[START OF DATA LISTING]

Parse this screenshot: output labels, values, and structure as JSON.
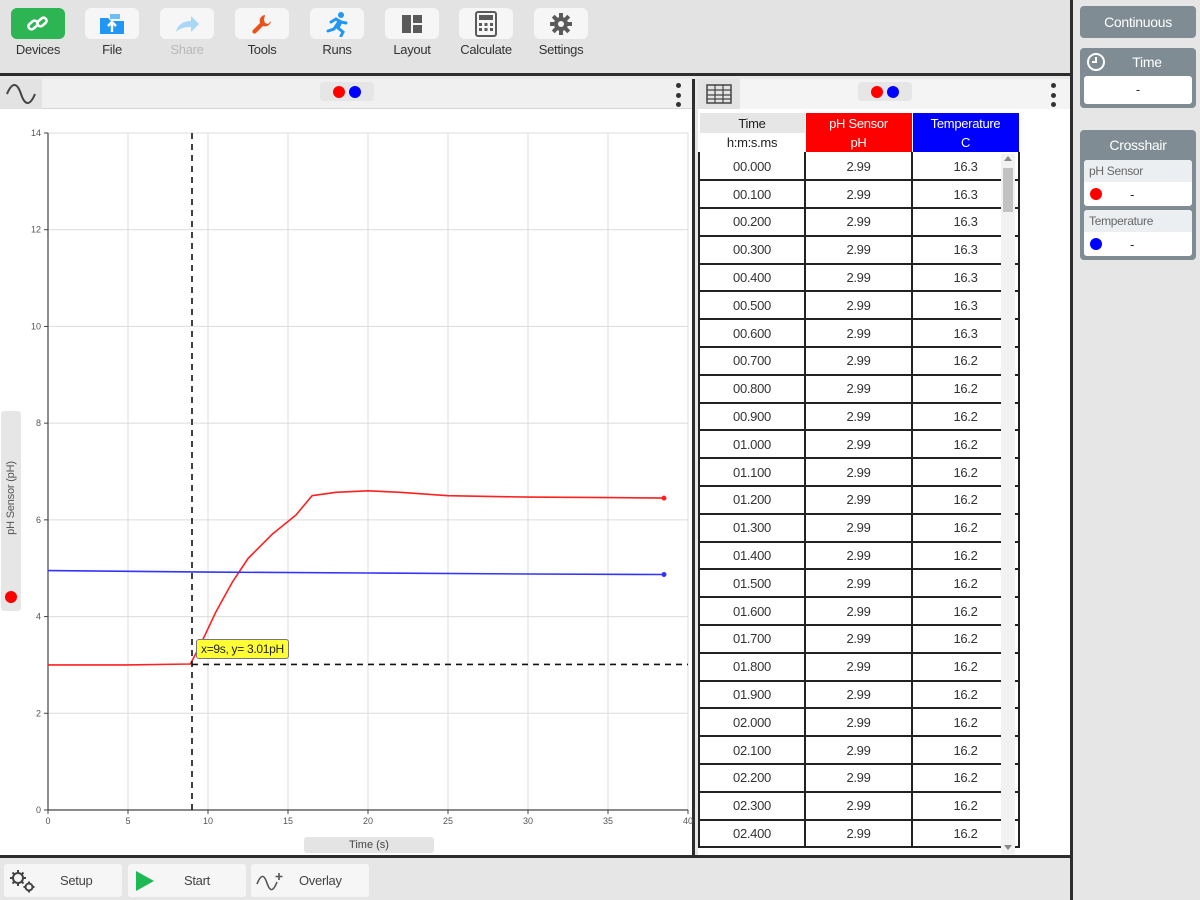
{
  "toolbar": {
    "devices": "Devices",
    "file": "File",
    "share": "Share",
    "tools": "Tools",
    "runs": "Runs",
    "layout": "Layout",
    "calculate": "Calculate",
    "settings": "Settings"
  },
  "sidebar": {
    "mode_button": "Continuous",
    "time_header": "Time",
    "time_value": "-",
    "crosshair_header": "Crosshair",
    "ph_title": "pH Sensor",
    "ph_value": "-",
    "temp_title": "Temperature",
    "temp_value": "-"
  },
  "graph": {
    "ylabel": "pH Sensor (pH)",
    "xlabel": "Time (s)",
    "tooltip": "x=9s, y= 3.01pH"
  },
  "chart_data": {
    "type": "line",
    "xlabel": "Time (s)",
    "ylabel": "pH Sensor (pH)",
    "xlim": [
      0,
      40
    ],
    "ylim": [
      0,
      14
    ],
    "x_ticks": [
      0,
      5,
      10,
      15,
      20,
      25,
      30,
      35,
      40
    ],
    "y_ticks": [
      0,
      2,
      4,
      6,
      8,
      10,
      12,
      14
    ],
    "grid": true,
    "series": [
      {
        "name": "pH Sensor",
        "color": "#ff2020",
        "x": [
          0,
          5,
          8.9,
          9.5,
          10.5,
          11.5,
          12.5,
          14,
          15.5,
          16.5,
          18,
          20,
          22,
          25,
          30,
          35,
          38.5
        ],
        "y": [
          3.0,
          3.0,
          3.02,
          3.4,
          4.1,
          4.7,
          5.2,
          5.7,
          6.1,
          6.5,
          6.57,
          6.6,
          6.57,
          6.5,
          6.47,
          6.46,
          6.45
        ]
      },
      {
        "name": "Temperature",
        "color": "#3333ff",
        "x": [
          0,
          10,
          20,
          30,
          38.5
        ],
        "y": [
          4.95,
          4.92,
          4.9,
          4.88,
          4.87
        ]
      }
    ],
    "crosshair": {
      "x": 9,
      "y": 3.01
    }
  },
  "table": {
    "columns": [
      {
        "line1": "Time",
        "line2": "h:m:s.ms",
        "color": "#e6e6e6",
        "text_color": "#222"
      },
      {
        "line1": "pH Sensor",
        "line2": "pH",
        "color": "#ff0000",
        "text_color": "#ffffff"
      },
      {
        "line1": "Temperature",
        "line2": "C",
        "color": "#0000ff",
        "text_color": "#ffffff"
      }
    ],
    "rows": [
      [
        "00.000",
        "2.99",
        "16.3"
      ],
      [
        "00.100",
        "2.99",
        "16.3"
      ],
      [
        "00.200",
        "2.99",
        "16.3"
      ],
      [
        "00.300",
        "2.99",
        "16.3"
      ],
      [
        "00.400",
        "2.99",
        "16.3"
      ],
      [
        "00.500",
        "2.99",
        "16.3"
      ],
      [
        "00.600",
        "2.99",
        "16.3"
      ],
      [
        "00.700",
        "2.99",
        "16.2"
      ],
      [
        "00.800",
        "2.99",
        "16.2"
      ],
      [
        "00.900",
        "2.99",
        "16.2"
      ],
      [
        "01.000",
        "2.99",
        "16.2"
      ],
      [
        "01.100",
        "2.99",
        "16.2"
      ],
      [
        "01.200",
        "2.99",
        "16.2"
      ],
      [
        "01.300",
        "2.99",
        "16.2"
      ],
      [
        "01.400",
        "2.99",
        "16.2"
      ],
      [
        "01.500",
        "2.99",
        "16.2"
      ],
      [
        "01.600",
        "2.99",
        "16.2"
      ],
      [
        "01.700",
        "2.99",
        "16.2"
      ],
      [
        "01.800",
        "2.99",
        "16.2"
      ],
      [
        "01.900",
        "2.99",
        "16.2"
      ],
      [
        "02.000",
        "2.99",
        "16.2"
      ],
      [
        "02.100",
        "2.99",
        "16.2"
      ],
      [
        "02.200",
        "2.99",
        "16.2"
      ],
      [
        "02.300",
        "2.99",
        "16.2"
      ],
      [
        "02.400",
        "2.99",
        "16.2"
      ]
    ]
  },
  "bottom": {
    "setup": "Setup",
    "start": "Start",
    "overlay": "Overlay"
  },
  "colors": {
    "ph": "#ff0000",
    "temperature": "#0000ff",
    "devices_green": "#2db553",
    "file_blue": "#2196f3",
    "tools_orange": "#e8531c",
    "start_green": "#1db954"
  },
  "icons": [
    "link-icon",
    "folder-upload-icon",
    "share-arrow-icon",
    "wrench-icon",
    "runner-icon",
    "layout-grid-icon",
    "calculator-icon",
    "gear-icon",
    "clock-icon",
    "table-icon",
    "sine-wave-icon",
    "play-icon",
    "overlay-icon"
  ]
}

[END OF DATA LISTING]

- PROBLEM TO SOLVE
Repeat the records above exactly, leaving out the pictures.

- FULL OUTPUT
Parse this screenshot: output labels, values, and structure as JSON.
{
  "toolbar": {
    "devices": "Devices",
    "file": "File",
    "share": "Share",
    "tools": "Tools",
    "runs": "Runs",
    "layout": "Layout",
    "calculate": "Calculate",
    "settings": "Settings"
  },
  "sidebar": {
    "mode_button": "Continuous",
    "time_header": "Time",
    "time_value": "-",
    "crosshair_header": "Crosshair",
    "ph_title": "pH Sensor",
    "ph_value": "-",
    "temp_title": "Temperature",
    "temp_value": "-"
  },
  "graph": {
    "ylabel": "pH Sensor (pH)",
    "xlabel": "Time (s)",
    "tooltip": "x=9s, y= 3.01pH"
  },
  "chart_data": {
    "type": "line",
    "xlabel": "Time (s)",
    "ylabel": "pH Sensor (pH)",
    "xlim": [
      0,
      40
    ],
    "ylim": [
      0,
      14
    ],
    "x_ticks": [
      0,
      5,
      10,
      15,
      20,
      25,
      30,
      35,
      40
    ],
    "y_ticks": [
      0,
      2,
      4,
      6,
      8,
      10,
      12,
      14
    ],
    "grid": true,
    "series": [
      {
        "name": "pH Sensor",
        "color": "#ff2020",
        "x": [
          0,
          5,
          8.9,
          9.5,
          10.5,
          11.5,
          12.5,
          14,
          15.5,
          16.5,
          18,
          20,
          22,
          25,
          30,
          35,
          38.5
        ],
        "y": [
          3.0,
          3.0,
          3.02,
          3.4,
          4.1,
          4.7,
          5.2,
          5.7,
          6.1,
          6.5,
          6.57,
          6.6,
          6.57,
          6.5,
          6.47,
          6.46,
          6.45
        ]
      },
      {
        "name": "Temperature",
        "color": "#3333ff",
        "x": [
          0,
          10,
          20,
          30,
          38.5
        ],
        "y": [
          4.95,
          4.92,
          4.9,
          4.88,
          4.87
        ]
      }
    ],
    "crosshair": {
      "x": 9,
      "y": 3.01
    }
  },
  "table": {
    "columns": [
      {
        "line1": "Time",
        "line2": "h:m:s.ms",
        "color": "#e6e6e6",
        "text_color": "#222"
      },
      {
        "line1": "pH Sensor",
        "line2": "pH",
        "color": "#ff0000",
        "text_color": "#ffffff"
      },
      {
        "line1": "Temperature",
        "line2": "C",
        "color": "#0000ff",
        "text_color": "#ffffff"
      }
    ],
    "rows": [
      [
        "00.000",
        "2.99",
        "16.3"
      ],
      [
        "00.100",
        "2.99",
        "16.3"
      ],
      [
        "00.200",
        "2.99",
        "16.3"
      ],
      [
        "00.300",
        "2.99",
        "16.3"
      ],
      [
        "00.400",
        "2.99",
        "16.3"
      ],
      [
        "00.500",
        "2.99",
        "16.3"
      ],
      [
        "00.600",
        "2.99",
        "16.3"
      ],
      [
        "00.700",
        "2.99",
        "16.2"
      ],
      [
        "00.800",
        "2.99",
        "16.2"
      ],
      [
        "00.900",
        "2.99",
        "16.2"
      ],
      [
        "01.000",
        "2.99",
        "16.2"
      ],
      [
        "01.100",
        "2.99",
        "16.2"
      ],
      [
        "01.200",
        "2.99",
        "16.2"
      ],
      [
        "01.300",
        "2.99",
        "16.2"
      ],
      [
        "01.400",
        "2.99",
        "16.2"
      ],
      [
        "01.500",
        "2.99",
        "16.2"
      ],
      [
        "01.600",
        "2.99",
        "16.2"
      ],
      [
        "01.700",
        "2.99",
        "16.2"
      ],
      [
        "01.800",
        "2.99",
        "16.2"
      ],
      [
        "01.900",
        "2.99",
        "16.2"
      ],
      [
        "02.000",
        "2.99",
        "16.2"
      ],
      [
        "02.100",
        "2.99",
        "16.2"
      ],
      [
        "02.200",
        "2.99",
        "16.2"
      ],
      [
        "02.300",
        "2.99",
        "16.2"
      ],
      [
        "02.400",
        "2.99",
        "16.2"
      ]
    ]
  },
  "bottom": {
    "setup": "Setup",
    "start": "Start",
    "overlay": "Overlay"
  },
  "colors": {
    "ph": "#ff0000",
    "temperature": "#0000ff",
    "devices_green": "#2db553",
    "file_blue": "#2196f3",
    "tools_orange": "#e8531c",
    "start_green": "#1db954"
  },
  "icons": [
    "link-icon",
    "folder-upload-icon",
    "share-arrow-icon",
    "wrench-icon",
    "runner-icon",
    "layout-grid-icon",
    "calculator-icon",
    "gear-icon",
    "clock-icon",
    "table-icon",
    "sine-wave-icon",
    "play-icon",
    "overlay-icon"
  ]
}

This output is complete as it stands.